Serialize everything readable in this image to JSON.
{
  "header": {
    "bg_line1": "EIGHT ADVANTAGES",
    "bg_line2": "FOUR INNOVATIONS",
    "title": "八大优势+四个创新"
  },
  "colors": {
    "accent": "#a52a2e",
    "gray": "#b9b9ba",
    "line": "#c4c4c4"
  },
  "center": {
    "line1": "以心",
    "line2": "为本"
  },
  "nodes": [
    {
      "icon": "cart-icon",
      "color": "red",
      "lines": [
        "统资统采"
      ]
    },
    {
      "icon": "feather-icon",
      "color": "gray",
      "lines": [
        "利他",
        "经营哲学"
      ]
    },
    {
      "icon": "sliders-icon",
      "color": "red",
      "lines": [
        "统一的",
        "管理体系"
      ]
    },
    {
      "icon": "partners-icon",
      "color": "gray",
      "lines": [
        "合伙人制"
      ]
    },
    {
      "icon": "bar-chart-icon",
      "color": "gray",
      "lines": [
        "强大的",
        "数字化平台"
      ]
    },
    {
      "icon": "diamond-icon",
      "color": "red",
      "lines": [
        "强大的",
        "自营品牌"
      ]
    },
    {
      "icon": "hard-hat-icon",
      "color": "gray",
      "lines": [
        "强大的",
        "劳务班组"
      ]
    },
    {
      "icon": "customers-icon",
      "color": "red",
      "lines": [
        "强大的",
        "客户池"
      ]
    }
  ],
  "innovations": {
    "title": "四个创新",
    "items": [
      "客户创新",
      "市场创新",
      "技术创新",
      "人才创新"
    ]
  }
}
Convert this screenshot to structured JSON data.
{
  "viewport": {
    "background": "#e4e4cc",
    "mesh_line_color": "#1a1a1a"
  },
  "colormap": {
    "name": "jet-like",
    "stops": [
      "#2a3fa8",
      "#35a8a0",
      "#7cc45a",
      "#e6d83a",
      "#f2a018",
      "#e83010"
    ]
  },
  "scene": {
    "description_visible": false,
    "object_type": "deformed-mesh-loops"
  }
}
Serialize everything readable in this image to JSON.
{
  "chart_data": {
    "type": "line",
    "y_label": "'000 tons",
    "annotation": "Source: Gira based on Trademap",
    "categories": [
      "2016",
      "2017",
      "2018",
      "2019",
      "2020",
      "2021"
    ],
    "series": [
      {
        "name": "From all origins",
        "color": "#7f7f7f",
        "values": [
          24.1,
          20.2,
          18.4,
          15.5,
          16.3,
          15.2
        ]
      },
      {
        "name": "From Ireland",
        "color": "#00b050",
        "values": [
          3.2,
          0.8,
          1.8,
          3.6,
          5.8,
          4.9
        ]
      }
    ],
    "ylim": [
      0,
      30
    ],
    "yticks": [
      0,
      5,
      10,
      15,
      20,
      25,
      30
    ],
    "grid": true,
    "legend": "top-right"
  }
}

▶ _Your goal_
Extract each entry in full and write it down exactly.

▶ _Task answer_
Serialize everything readable in this image to JSON.
{
  "header": {
    "bg_line1": "EIGHT ADVANTAGES",
    "bg_line2": "FOUR INNOVATIONS",
    "title": "八大优势+四个创新"
  },
  "colors": {
    "accent": "#a52a2e",
    "gray": "#b9b9ba",
    "line": "#c4c4c4"
  },
  "center": {
    "line1": "以心",
    "line2": "为本"
  },
  "nodes": [
    {
      "icon": "cart-icon",
      "color": "red",
      "lines": [
        "统资统采"
      ]
    },
    {
      "icon": "feather-icon",
      "color": "gray",
      "lines": [
        "利他",
        "经营哲学"
      ]
    },
    {
      "icon": "sliders-icon",
      "color": "red",
      "lines": [
        "统一的",
        "管理体系"
      ]
    },
    {
      "icon": "partners-icon",
      "color": "gray",
      "lines": [
        "合伙人制"
      ]
    },
    {
      "icon": "bar-chart-icon",
      "color": "gray",
      "lines": [
        "强大的",
        "数字化平台"
      ]
    },
    {
      "icon": "diamond-icon",
      "color": "red",
      "lines": [
        "强大的",
        "自营品牌"
      ]
    },
    {
      "icon": "hard-hat-icon",
      "color": "gray",
      "lines": [
        "强大的",
        "劳务班组"
      ]
    },
    {
      "icon": "customers-icon",
      "color": "red",
      "lines": [
        "强大的",
        "客户池"
      ]
    }
  ],
  "innovations": {
    "title": "四个创新",
    "items": [
      "客户创新",
      "市场创新",
      "技术创新",
      "人才创新"
    ]
  }
}
Convert this screenshot to structured JSON data.
{
  "viewport": {
    "background": "#e4e4cc",
    "mesh_line_color": "#1a1a1a"
  },
  "colormap": {
    "name": "jet-like",
    "stops": [
      "#2a3fa8",
      "#35a8a0",
      "#7cc45a",
      "#e6d83a",
      "#f2a018",
      "#e83010"
    ]
  },
  "scene": {
    "description_visible": false,
    "object_type": "deformed-mesh-loops"
  }
}
Serialize everything readable in this image to JSON.
{
  "chart_data": {
    "type": "line",
    "y_label": "'000 tons",
    "annotation": "Source: Gira based on Trademap",
    "categories": [
      "2016",
      "2017",
      "2018",
      "2019",
      "2020",
      "2021"
    ],
    "series": [
      {
        "name": "From all origins",
        "color": "#7f7f7f",
        "values": [
          24.1,
          20.2,
          18.4,
          15.5,
          16.3,
          15.2
        ]
      },
      {
        "name": "From Ireland",
        "color": "#00b050",
        "values": [
          3.2,
          0.8,
          1.8,
          3.6,
          5.8,
          4.9
        ]
      }
    ],
    "ylim": [
      0,
      30
    ],
    "yticks": [
      0,
      5,
      10,
      15,
      20,
      25,
      30
    ],
    "grid": true,
    "legend": "top-right"
  }
}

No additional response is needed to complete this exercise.